======== Dataset entries

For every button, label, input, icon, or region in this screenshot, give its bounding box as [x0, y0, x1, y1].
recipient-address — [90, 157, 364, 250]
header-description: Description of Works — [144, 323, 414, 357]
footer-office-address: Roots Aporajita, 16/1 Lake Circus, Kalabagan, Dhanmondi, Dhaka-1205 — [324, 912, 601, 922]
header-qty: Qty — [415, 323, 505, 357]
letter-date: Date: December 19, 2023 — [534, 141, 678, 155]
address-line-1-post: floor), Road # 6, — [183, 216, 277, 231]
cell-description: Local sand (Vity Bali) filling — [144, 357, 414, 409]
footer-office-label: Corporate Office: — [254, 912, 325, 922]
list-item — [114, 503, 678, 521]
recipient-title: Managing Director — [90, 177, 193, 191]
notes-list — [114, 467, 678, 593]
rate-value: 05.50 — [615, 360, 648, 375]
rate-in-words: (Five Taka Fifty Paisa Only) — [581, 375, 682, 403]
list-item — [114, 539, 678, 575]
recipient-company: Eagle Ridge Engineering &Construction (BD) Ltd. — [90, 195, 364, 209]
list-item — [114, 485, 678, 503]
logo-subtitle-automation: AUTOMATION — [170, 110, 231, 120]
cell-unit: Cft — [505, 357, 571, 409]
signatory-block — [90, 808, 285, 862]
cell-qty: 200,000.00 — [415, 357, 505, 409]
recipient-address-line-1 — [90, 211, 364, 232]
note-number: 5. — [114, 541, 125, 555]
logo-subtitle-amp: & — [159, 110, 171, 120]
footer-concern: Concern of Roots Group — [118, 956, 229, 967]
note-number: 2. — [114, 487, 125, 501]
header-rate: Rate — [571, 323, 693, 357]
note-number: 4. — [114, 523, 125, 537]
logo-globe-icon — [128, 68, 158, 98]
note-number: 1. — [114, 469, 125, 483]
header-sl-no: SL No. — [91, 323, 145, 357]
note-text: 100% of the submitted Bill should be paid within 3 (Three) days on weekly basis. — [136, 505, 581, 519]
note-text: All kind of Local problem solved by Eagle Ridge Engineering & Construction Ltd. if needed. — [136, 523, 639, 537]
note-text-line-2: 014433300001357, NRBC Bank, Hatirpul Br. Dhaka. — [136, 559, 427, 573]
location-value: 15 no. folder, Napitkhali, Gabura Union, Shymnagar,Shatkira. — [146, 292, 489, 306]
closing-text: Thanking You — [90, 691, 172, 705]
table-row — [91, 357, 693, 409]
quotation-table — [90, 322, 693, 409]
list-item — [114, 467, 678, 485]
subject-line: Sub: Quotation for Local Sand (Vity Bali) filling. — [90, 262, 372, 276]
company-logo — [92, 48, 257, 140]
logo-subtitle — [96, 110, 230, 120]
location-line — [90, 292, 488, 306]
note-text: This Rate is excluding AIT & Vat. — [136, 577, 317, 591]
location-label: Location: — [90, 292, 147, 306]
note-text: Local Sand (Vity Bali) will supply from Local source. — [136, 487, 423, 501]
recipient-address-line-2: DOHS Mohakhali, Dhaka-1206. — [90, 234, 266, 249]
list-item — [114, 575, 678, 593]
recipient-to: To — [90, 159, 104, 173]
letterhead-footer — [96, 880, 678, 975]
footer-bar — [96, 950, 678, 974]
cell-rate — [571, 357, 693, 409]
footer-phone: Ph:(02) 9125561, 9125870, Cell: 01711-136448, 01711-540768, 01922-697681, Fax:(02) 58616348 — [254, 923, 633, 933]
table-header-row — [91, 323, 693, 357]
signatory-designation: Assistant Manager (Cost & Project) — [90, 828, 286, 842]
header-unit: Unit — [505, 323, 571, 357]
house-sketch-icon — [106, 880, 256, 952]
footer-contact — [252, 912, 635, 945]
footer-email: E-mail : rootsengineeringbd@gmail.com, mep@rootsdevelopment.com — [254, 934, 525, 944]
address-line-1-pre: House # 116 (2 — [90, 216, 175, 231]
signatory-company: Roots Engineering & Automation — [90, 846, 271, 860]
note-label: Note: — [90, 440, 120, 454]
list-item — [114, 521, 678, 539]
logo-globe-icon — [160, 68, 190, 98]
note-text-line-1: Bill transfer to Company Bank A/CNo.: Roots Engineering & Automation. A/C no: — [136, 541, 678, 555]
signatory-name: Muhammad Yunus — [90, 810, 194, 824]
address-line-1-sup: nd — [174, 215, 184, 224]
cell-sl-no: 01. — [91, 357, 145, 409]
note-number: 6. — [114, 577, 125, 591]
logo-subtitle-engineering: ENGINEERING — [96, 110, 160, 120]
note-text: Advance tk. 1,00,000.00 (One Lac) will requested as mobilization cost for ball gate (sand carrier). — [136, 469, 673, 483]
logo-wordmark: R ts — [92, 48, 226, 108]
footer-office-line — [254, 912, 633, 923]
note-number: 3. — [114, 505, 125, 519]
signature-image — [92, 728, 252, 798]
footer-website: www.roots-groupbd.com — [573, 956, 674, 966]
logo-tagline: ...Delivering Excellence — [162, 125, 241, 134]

================

- Problem details -
Could you retype the items exactly, everything from the very first one down to and including the one containing "note-text: All kind"?

- Answer to this problem -
For every button, label, input, icon, or region in this screenshot, give its bounding box as [x0, y0, x1, y1].
recipient-address — [90, 157, 364, 250]
header-description: Description of Works — [144, 323, 414, 357]
footer-office-address: Roots Aporajita, 16/1 Lake Circus, Kalabagan, Dhanmondi, Dhaka-1205 — [324, 912, 601, 922]
header-qty: Qty — [415, 323, 505, 357]
letter-date: Date: December 19, 2023 — [534, 141, 678, 155]
address-line-1-post: floor), Road # 6, — [183, 216, 277, 231]
cell-description: Local sand (Vity Bali) filling — [144, 357, 414, 409]
footer-office-label: Corporate Office: — [254, 912, 325, 922]
list-item — [114, 503, 678, 521]
recipient-title: Managing Director — [90, 177, 193, 191]
notes-list — [114, 467, 678, 593]
rate-value: 05.50 — [615, 360, 648, 375]
rate-in-words: (Five Taka Fifty Paisa Only) — [581, 375, 682, 403]
list-item — [114, 539, 678, 575]
recipient-company: Eagle Ridge Engineering &Construction (BD) Ltd. — [90, 195, 364, 209]
list-item — [114, 485, 678, 503]
logo-subtitle-automation: AUTOMATION — [170, 110, 231, 120]
cell-unit: Cft — [505, 357, 571, 409]
signatory-block — [90, 808, 285, 862]
cell-qty: 200,000.00 — [415, 357, 505, 409]
recipient-address-line-1 — [90, 211, 364, 232]
note-number: 5. — [114, 541, 125, 555]
logo-subtitle-amp: & — [159, 110, 171, 120]
footer-concern: Concern of Roots Group — [118, 956, 229, 967]
note-number: 2. — [114, 487, 125, 501]
header-rate: Rate — [571, 323, 693, 357]
note-number: 4. — [114, 523, 125, 537]
logo-globe-icon — [128, 68, 158, 98]
note-number: 1. — [114, 469, 125, 483]
header-sl-no: SL No. — [91, 323, 145, 357]
note-text: 100% of the submitted Bill should be paid within 3 (Three) days on weekly basis. — [136, 505, 581, 519]
note-text: All kind of Local problem solved by Eagle Ridge Engineering & Construction Ltd. if needed. — [136, 523, 639, 537]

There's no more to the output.